### Aim:
Pull out every line in the data that has the string "населению" in it.

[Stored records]
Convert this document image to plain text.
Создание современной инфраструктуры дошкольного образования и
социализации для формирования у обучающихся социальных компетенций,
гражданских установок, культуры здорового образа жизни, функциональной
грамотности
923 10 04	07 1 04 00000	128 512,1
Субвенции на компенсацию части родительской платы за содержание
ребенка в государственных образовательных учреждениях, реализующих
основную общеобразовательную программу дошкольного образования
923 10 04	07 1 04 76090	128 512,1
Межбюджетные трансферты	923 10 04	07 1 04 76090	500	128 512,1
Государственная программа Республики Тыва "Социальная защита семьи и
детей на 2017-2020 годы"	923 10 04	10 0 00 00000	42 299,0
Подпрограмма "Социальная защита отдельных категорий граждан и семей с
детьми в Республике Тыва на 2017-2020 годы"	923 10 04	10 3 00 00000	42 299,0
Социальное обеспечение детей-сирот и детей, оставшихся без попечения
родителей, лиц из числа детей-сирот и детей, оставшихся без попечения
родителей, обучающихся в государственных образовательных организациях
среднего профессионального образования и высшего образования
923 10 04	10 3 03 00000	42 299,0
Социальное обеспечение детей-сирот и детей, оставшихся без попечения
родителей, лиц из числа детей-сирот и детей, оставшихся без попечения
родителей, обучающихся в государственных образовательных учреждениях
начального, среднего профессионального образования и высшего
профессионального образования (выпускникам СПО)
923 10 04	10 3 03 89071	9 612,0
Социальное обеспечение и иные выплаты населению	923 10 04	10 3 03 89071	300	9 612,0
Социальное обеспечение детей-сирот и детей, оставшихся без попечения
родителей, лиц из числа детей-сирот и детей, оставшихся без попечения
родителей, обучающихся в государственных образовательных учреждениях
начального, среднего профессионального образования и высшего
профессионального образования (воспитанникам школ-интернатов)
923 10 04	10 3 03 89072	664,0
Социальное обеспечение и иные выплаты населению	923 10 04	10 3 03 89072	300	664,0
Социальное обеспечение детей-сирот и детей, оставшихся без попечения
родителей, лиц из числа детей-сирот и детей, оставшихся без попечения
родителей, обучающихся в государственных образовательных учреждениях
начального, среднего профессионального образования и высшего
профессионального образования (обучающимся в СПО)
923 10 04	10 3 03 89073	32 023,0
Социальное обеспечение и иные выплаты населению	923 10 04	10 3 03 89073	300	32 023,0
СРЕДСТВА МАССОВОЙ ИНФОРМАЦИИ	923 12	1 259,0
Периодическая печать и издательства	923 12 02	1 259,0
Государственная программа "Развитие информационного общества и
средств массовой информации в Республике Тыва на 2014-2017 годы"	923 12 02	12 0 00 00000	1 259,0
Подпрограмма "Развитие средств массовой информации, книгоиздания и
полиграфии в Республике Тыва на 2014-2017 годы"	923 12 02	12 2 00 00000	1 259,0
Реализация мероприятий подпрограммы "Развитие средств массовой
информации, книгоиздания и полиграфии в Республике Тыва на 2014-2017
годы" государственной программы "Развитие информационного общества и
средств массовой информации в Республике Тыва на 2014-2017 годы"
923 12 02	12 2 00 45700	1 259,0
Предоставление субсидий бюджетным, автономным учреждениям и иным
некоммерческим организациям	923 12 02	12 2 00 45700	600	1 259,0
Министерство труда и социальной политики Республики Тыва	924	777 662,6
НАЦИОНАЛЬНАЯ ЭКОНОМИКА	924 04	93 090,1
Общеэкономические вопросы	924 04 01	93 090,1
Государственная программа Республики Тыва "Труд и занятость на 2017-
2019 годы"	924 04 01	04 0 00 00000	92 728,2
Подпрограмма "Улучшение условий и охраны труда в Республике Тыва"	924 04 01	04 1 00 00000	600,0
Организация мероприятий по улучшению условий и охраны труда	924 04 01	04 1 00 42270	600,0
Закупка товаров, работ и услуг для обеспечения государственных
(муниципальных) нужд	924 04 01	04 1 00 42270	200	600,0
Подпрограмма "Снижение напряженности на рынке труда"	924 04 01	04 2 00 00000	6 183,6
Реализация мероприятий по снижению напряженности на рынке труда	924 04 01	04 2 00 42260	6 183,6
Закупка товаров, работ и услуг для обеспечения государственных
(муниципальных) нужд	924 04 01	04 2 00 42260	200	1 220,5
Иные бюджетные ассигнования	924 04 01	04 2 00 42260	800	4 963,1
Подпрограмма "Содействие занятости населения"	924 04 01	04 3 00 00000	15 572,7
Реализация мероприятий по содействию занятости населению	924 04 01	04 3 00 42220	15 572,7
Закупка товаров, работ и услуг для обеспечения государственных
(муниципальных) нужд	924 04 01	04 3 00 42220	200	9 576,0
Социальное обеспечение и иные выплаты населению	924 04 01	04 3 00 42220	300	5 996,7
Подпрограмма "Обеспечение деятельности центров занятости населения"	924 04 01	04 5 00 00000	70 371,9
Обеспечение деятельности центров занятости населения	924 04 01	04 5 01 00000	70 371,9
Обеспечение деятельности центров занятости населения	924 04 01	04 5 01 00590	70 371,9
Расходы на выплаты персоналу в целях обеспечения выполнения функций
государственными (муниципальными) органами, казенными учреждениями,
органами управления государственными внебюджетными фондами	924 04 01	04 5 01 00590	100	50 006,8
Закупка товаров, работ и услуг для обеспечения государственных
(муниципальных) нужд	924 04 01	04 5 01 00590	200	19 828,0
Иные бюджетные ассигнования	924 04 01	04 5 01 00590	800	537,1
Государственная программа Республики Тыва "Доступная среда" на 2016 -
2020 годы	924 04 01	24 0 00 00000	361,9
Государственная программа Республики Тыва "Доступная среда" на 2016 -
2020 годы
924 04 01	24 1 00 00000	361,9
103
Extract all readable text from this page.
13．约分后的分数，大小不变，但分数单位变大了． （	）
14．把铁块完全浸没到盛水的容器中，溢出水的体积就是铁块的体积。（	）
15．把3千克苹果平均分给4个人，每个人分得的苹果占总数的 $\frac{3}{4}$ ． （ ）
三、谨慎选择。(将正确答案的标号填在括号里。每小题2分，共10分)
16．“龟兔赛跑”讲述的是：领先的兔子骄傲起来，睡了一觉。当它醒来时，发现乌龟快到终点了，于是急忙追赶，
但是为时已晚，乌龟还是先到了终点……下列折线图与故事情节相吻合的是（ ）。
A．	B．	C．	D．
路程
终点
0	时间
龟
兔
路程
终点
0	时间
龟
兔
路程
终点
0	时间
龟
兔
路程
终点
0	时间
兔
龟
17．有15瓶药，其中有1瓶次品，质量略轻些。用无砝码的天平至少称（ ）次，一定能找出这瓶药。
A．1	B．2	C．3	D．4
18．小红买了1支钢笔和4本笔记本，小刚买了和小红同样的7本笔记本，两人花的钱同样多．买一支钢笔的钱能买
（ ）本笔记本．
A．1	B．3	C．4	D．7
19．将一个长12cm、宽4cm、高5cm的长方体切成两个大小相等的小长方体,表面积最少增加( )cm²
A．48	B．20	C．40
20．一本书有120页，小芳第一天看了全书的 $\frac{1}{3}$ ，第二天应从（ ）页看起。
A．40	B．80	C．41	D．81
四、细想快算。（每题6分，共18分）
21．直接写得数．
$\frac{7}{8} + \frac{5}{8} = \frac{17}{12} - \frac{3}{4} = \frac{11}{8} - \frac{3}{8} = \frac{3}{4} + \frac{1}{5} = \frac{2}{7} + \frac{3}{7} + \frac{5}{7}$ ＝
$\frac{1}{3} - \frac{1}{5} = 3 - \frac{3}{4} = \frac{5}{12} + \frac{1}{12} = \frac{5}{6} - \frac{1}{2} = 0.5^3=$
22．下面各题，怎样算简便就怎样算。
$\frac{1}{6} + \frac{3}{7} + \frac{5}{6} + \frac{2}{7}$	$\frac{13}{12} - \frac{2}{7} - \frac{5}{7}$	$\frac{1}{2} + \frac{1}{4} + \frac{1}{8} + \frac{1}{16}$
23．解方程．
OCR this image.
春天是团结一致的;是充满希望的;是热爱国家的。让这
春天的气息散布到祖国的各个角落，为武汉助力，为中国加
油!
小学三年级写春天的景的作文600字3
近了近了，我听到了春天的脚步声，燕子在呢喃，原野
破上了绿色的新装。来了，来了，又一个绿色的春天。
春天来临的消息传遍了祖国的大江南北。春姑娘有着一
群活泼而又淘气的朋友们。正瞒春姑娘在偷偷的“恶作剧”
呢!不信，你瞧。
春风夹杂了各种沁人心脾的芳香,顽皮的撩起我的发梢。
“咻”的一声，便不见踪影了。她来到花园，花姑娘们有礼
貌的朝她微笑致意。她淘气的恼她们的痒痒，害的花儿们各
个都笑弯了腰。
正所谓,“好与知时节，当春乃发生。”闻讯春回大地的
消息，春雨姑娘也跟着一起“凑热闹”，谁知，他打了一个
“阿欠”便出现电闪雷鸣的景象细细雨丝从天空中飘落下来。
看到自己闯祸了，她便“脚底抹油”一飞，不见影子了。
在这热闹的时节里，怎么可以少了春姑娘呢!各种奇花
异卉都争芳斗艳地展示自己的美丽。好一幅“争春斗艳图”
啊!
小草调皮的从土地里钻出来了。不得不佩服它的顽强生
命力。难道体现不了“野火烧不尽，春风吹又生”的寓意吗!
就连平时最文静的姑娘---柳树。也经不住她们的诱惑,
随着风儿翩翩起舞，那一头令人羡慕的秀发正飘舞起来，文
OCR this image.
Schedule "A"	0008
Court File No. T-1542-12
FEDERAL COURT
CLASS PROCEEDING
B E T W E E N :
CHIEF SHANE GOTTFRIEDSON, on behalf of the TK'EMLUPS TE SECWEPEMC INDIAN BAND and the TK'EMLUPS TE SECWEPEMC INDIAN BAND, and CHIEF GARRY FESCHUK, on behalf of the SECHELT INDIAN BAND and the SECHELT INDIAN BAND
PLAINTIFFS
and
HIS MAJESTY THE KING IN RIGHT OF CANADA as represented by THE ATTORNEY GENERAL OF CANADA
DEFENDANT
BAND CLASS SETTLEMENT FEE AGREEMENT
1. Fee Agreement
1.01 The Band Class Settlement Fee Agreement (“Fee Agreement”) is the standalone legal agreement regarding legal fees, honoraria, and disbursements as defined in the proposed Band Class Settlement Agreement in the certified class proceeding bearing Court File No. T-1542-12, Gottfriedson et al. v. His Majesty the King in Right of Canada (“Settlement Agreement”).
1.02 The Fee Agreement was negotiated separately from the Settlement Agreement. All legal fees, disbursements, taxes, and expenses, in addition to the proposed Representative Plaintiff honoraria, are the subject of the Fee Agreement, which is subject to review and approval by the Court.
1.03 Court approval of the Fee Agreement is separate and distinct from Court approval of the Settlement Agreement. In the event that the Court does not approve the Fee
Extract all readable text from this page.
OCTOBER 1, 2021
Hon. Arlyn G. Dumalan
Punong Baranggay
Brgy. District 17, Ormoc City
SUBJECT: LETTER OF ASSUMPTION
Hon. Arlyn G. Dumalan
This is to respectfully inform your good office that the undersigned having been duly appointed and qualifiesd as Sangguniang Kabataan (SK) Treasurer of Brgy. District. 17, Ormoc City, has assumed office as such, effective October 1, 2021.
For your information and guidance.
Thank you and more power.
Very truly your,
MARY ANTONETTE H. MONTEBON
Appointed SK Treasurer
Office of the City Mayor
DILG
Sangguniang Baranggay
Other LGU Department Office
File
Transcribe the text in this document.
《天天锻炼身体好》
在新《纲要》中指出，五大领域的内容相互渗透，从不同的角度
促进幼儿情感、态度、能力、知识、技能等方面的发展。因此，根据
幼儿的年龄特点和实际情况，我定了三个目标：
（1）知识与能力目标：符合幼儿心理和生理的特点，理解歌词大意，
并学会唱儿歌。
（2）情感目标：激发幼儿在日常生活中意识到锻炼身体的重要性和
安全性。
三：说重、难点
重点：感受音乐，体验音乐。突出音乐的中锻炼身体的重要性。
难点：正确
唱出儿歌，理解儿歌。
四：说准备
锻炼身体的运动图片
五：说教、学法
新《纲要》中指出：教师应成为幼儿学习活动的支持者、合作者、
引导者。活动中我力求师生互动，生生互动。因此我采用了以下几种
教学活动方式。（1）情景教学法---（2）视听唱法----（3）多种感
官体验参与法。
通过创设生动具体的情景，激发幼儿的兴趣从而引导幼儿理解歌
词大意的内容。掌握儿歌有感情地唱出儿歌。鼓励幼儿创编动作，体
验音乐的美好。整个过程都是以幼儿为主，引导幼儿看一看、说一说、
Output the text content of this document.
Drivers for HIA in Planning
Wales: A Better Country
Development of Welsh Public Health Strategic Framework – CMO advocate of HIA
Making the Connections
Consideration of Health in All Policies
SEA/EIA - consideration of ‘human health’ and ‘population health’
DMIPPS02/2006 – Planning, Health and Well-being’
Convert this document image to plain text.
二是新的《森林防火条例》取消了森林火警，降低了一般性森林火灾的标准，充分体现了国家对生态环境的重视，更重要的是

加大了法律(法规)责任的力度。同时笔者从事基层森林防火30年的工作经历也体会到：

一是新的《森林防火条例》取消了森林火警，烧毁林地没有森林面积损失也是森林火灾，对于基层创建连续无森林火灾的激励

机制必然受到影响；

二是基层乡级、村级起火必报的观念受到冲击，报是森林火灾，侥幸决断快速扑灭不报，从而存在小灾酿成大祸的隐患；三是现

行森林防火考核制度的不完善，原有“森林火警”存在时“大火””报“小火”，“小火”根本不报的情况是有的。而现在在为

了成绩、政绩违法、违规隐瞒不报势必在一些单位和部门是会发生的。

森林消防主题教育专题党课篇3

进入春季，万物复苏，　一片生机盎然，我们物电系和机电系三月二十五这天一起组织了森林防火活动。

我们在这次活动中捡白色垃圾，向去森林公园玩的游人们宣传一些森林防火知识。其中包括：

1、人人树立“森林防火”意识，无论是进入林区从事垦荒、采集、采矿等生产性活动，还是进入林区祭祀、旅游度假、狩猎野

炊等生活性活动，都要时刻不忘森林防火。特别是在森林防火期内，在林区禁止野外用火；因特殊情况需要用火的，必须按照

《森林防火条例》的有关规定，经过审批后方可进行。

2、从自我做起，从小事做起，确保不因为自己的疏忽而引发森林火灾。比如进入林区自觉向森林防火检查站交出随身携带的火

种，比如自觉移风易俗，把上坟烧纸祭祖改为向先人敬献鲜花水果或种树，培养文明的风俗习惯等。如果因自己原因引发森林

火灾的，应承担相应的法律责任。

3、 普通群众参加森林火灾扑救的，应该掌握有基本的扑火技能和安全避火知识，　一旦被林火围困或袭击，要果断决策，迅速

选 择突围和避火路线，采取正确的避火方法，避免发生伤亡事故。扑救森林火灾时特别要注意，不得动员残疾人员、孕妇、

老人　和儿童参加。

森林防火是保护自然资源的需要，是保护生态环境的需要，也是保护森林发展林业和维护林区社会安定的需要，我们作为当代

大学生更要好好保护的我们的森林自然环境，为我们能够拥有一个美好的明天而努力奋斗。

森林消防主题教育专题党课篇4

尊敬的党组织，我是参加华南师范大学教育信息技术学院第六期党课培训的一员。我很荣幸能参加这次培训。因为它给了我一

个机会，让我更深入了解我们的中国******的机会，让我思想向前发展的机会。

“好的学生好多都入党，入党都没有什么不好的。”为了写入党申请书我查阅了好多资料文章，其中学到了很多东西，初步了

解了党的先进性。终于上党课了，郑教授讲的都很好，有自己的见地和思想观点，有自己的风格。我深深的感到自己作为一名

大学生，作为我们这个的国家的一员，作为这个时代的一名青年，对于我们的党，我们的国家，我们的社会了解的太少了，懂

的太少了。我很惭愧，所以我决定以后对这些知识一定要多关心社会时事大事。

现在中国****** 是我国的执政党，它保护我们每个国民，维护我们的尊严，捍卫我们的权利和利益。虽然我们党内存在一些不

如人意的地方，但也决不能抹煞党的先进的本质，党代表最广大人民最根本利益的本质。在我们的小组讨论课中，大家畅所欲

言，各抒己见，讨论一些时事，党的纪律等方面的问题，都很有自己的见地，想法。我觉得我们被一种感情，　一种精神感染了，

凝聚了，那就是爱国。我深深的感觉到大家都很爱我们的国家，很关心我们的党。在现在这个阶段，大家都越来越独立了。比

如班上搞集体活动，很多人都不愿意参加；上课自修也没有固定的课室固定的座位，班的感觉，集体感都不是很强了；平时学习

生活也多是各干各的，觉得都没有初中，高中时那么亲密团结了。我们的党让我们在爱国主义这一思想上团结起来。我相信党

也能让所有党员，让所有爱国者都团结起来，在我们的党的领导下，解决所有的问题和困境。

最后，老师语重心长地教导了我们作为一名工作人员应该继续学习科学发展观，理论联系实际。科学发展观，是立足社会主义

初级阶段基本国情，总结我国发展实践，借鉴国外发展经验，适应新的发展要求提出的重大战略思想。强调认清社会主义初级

### Exercise response:
Социальное обеспечение и иные выплаты населению	923 10 04	10 3 03 89071	300	9 612,0
Социальное обеспечение и иные выплаты населению	923 10 04	10 3 03 89072	300	664,0
Социальное обеспечение и иные выплаты населению	923 10 04	10 3 03 89073	300	32 023,0
Реализация мероприятий по содействию занятости населению	924 04 01	04 3 00 42220	15 572,7
Социальное обеспечение и иные выплаты населению	924 04 01	04 3 00 42220	300	5 996,7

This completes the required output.